● **To do**
Seek out every line containing the word "solid", and copy each.

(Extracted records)
:::::
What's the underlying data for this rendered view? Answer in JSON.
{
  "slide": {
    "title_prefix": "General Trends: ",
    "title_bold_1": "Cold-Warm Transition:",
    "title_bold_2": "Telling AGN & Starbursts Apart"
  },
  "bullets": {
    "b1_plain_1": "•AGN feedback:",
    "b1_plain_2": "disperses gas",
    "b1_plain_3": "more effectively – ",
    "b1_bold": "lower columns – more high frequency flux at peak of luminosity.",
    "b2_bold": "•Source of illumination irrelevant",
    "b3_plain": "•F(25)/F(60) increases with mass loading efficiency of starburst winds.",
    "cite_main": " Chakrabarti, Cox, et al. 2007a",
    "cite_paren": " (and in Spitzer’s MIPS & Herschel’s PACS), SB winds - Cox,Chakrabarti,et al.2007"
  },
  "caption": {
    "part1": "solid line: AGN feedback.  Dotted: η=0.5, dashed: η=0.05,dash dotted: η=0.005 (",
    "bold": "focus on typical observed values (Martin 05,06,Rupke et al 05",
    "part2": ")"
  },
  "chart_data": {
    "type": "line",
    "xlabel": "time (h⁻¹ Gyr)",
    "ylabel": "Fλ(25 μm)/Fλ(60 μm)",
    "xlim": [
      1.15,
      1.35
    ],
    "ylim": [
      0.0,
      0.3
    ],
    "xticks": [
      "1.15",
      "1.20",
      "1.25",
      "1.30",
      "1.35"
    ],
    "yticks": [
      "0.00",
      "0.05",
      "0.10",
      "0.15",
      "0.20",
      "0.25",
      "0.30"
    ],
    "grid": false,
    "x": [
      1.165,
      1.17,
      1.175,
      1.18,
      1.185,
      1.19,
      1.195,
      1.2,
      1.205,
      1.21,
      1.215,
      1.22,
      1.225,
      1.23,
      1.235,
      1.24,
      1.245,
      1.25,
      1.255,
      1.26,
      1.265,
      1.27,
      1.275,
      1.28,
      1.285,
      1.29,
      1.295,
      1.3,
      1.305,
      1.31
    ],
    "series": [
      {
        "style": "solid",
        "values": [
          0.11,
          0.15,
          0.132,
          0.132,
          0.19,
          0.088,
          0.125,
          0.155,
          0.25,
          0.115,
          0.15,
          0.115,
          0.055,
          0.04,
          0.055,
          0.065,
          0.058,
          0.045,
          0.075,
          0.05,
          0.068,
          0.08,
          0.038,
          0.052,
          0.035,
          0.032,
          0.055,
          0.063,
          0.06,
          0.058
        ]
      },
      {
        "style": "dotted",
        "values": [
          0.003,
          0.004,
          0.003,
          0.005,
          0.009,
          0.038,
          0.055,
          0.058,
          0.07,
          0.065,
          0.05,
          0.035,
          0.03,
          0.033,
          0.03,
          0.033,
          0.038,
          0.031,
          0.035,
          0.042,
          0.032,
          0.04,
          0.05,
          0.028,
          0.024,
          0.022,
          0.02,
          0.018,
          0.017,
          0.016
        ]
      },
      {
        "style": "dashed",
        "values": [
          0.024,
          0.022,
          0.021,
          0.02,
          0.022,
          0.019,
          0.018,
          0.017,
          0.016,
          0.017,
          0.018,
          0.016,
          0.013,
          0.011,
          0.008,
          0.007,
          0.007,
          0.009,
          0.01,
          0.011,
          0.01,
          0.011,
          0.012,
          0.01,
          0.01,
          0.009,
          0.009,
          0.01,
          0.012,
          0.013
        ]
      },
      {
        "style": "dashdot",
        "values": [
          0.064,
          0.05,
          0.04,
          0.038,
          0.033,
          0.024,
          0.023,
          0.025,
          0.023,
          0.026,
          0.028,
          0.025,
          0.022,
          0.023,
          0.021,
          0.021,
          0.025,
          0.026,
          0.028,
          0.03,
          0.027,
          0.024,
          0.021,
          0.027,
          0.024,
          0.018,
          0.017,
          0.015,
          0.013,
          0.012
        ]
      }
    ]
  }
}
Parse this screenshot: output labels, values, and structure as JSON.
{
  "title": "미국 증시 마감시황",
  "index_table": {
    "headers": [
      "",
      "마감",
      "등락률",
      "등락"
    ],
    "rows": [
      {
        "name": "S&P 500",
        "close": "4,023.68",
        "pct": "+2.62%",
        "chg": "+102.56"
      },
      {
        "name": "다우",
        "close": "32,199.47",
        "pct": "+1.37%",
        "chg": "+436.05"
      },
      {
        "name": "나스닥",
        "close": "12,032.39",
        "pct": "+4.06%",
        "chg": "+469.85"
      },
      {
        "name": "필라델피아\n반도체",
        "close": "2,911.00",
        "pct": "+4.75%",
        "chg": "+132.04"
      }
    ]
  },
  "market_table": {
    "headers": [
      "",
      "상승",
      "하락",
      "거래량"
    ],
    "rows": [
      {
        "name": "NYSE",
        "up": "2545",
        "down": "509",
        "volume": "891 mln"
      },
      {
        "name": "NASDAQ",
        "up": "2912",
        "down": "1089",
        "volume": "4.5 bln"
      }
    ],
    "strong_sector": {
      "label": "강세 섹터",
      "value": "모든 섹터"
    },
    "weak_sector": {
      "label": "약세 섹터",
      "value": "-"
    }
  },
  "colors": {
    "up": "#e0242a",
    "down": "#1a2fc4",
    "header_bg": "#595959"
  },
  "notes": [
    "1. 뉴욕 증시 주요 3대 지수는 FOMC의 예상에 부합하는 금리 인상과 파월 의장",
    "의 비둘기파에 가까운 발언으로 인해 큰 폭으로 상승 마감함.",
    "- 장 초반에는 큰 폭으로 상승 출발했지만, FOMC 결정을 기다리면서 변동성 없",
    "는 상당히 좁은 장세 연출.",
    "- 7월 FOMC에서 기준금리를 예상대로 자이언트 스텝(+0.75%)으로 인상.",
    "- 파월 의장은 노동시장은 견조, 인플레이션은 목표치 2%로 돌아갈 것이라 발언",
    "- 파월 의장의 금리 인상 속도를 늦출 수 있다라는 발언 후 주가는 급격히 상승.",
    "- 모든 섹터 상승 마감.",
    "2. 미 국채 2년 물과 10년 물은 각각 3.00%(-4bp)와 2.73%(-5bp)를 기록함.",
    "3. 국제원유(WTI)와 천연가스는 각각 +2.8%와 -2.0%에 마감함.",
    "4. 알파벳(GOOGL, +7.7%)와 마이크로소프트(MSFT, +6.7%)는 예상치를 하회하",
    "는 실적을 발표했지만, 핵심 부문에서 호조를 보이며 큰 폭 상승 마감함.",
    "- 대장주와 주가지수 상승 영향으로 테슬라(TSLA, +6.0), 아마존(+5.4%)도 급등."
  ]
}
:::::
● **In response**
    "part1": "solid line: AGN feedback.  Dotted: η=0.5, dashed: η=0.05,dash dotted: η=0.005 (",
        "style": "solid",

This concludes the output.